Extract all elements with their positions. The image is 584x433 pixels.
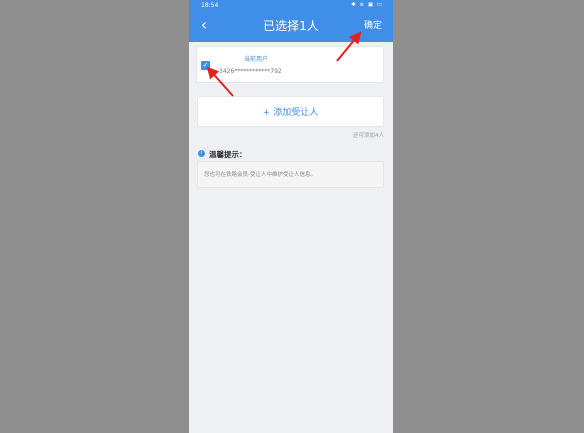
annotation-arrow-checkbox: [206, 66, 234, 97]
annotation-arrow-confirm: [336, 31, 362, 62]
annotation-overlay: [206, 31, 362, 97]
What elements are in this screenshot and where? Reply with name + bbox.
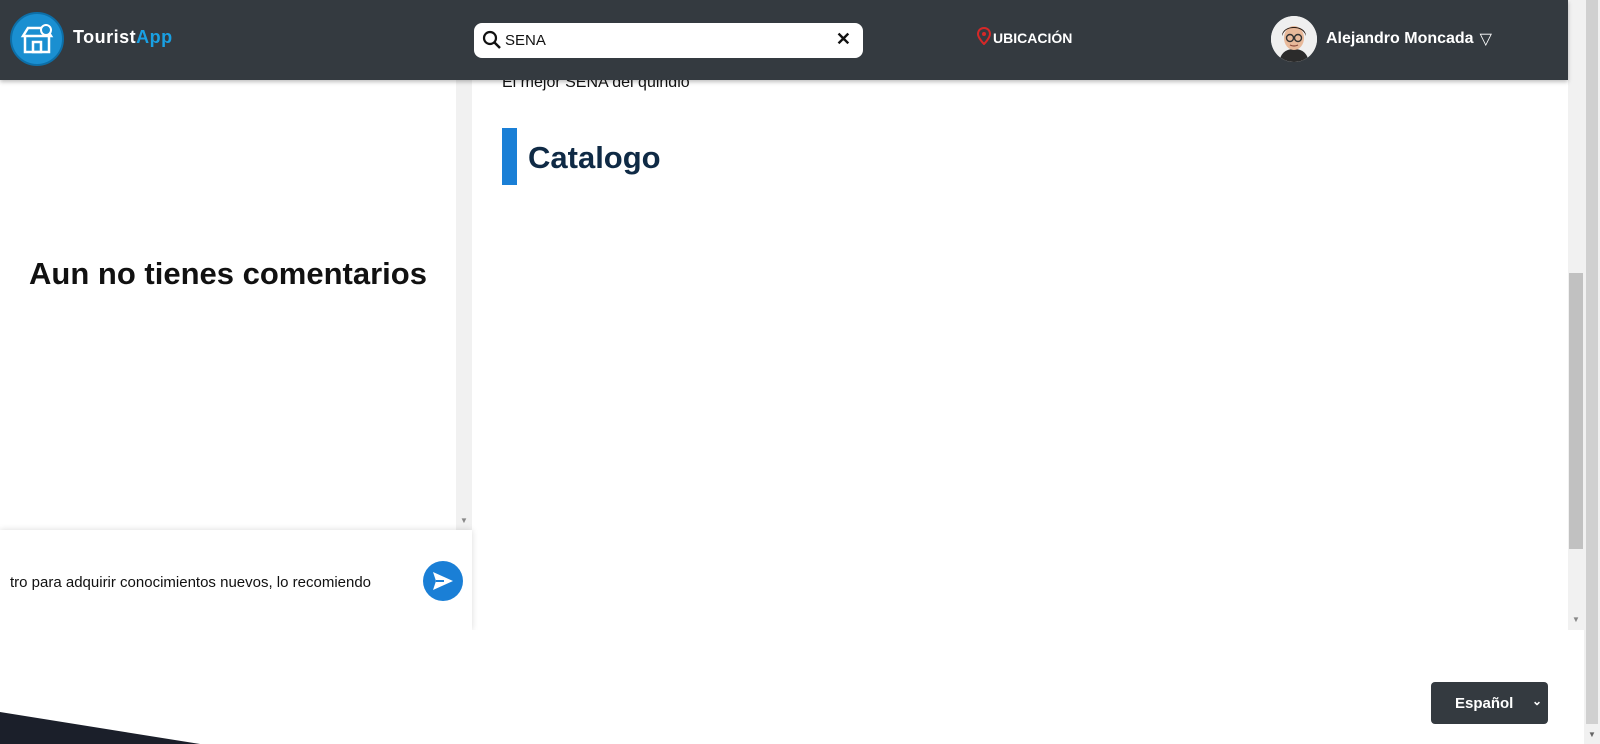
avatar <box>1271 16 1317 62</box>
catalog-accent-bar <box>502 128 517 185</box>
search-bar: ✕ <box>474 23 863 58</box>
comment-input[interactable] <box>10 570 410 594</box>
main-content: El mejor SENA del quindio Catalogo <box>472 0 1568 630</box>
chevron-down-icon: ⌄ <box>1531 694 1542 708</box>
no-comments-message: Aun no tienes comentarios <box>29 256 427 291</box>
language-selected-value: Español <box>1455 694 1514 712</box>
brand-name[interactable]: TouristApp <box>73 27 173 48</box>
comments-panel: Aun no tienes comentarios <box>0 80 456 530</box>
page-footer: Español ⌄ <box>0 630 1584 744</box>
location-link[interactable]: UBICACIÓN <box>977 27 1073 46</box>
main-scrollbar-thumb[interactable] <box>1569 273 1583 549</box>
map-pin-icon <box>977 27 991 45</box>
chevron-down-icon: ▽ <box>1479 31 1492 48</box>
app-logo[interactable] <box>10 12 64 66</box>
send-icon <box>433 572 453 590</box>
main-scrollbar[interactable]: ▼ <box>1568 0 1584 630</box>
scroll-down-arrow-icon[interactable]: ▼ <box>1588 730 1596 739</box>
page-scrollbar[interactable]: ▼ <box>1584 0 1600 744</box>
user-name: Alejandro Moncada <box>1326 30 1474 47</box>
search-icon <box>482 30 501 49</box>
top-navbar: TouristApp ✕ UBICACIÓN Alej <box>0 0 1568 80</box>
footer-decoration <box>0 712 200 744</box>
send-comment-button[interactable] <box>423 561 463 601</box>
location-label: UBICACIÓN <box>993 30 1073 46</box>
catalog-heading: Catalogo <box>528 140 661 175</box>
search-input[interactable] <box>505 29 825 51</box>
clear-search-icon[interactable]: ✕ <box>836 29 851 50</box>
page-scrollbar-thumb[interactable] <box>1586 0 1598 724</box>
brand-name-part2: App <box>136 27 173 47</box>
scroll-down-arrow-icon[interactable]: ▼ <box>460 516 468 525</box>
user-menu[interactable]: Alejandro Moncada ▽ <box>1271 16 1492 62</box>
brand-name-part1: Tourist <box>73 27 137 47</box>
language-select[interactable]: Español ⌄ <box>1431 682 1548 724</box>
store-icon <box>20 24 54 54</box>
scroll-down-arrow-icon[interactable]: ▼ <box>1572 615 1580 624</box>
comment-composer <box>0 530 472 630</box>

• **Work to do**
Reproduce all of the material above word for word, leaving out the pictures.

• **Result**
Extract all elements with their positions. The image is 584x433 pixels.
annotation-arrow-checkbox: [206, 66, 234, 97]
annotation-arrow-confirm: [336, 31, 362, 62]
annotation-overlay: [206, 31, 362, 97]
What elements are in this screenshot and where? Reply with name + bbox.
avatar <box>1271 16 1317 62</box>
catalog-accent-bar <box>502 128 517 185</box>
search-bar: ✕ <box>474 23 863 58</box>
comment-input[interactable] <box>10 570 410 594</box>
main-content: El mejor SENA del quindio Catalogo <box>472 0 1568 630</box>
chevron-down-icon: ⌄ <box>1531 694 1542 708</box>
no-comments-message: Aun no tienes comentarios <box>29 256 427 291</box>
language-selected-value: Español <box>1455 694 1514 712</box>
brand-name[interactable]: TouristApp <box>73 27 173 48</box>
comments-panel: Aun no tienes comentarios <box>0 80 456 530</box>
page-footer: Español ⌄ <box>0 630 1584 744</box>
location-link[interactable]: UBICACIÓN <box>977 27 1073 46</box>
main-scrollbar-thumb[interactable] <box>1569 273 1583 549</box>
map-pin-icon <box>977 27 991 45</box>
chevron-down-icon: ▽ <box>1479 31 1492 48</box>
app-logo[interactable] <box>10 12 64 66</box>
send-icon <box>433 572 453 590</box>
main-scrollbar[interactable]: ▼ <box>1568 0 1584 630</box>
scroll-down-arrow-icon[interactable]: ▼ <box>1588 730 1596 739</box>
page-scrollbar[interactable]: ▼ <box>1584 0 1600 744</box>
user-name: Alejandro Moncada <box>1326 30 1474 47</box>
search-icon <box>482 30 501 49</box>
top-navbar: TouristApp ✕ UBICACIÓN Alej <box>0 0 1568 80</box>
footer-decoration <box>0 712 200 744</box>
send-comment-button[interactable] <box>423 561 463 601</box>
location-label: UBICACIÓN <box>993 30 1073 46</box>
catalog-heading: Catalogo <box>528 140 661 175</box>
search-input[interactable] <box>505 29 825 51</box>
clear-search-icon[interactable]: ✕ <box>836 29 851 50</box>
page-scrollbar-thumb[interactable] <box>1586 0 1598 724</box>
brand-name-part2: App <box>136 27 173 47</box>
scroll-down-arrow-icon[interactable]: ▼ <box>460 516 468 525</box>
user-menu[interactable]: Alejandro Moncada ▽ <box>1271 16 1492 62</box>
brand-name-part1: Tourist <box>73 27 137 47</box>
language-select[interactable]: Español ⌄ <box>1431 682 1548 724</box>
store-icon <box>20 24 54 54</box>
scroll-down-arrow-icon[interactable]: ▼ <box>1572 615 1580 624</box>
comment-composer <box>0 530 472 630</box>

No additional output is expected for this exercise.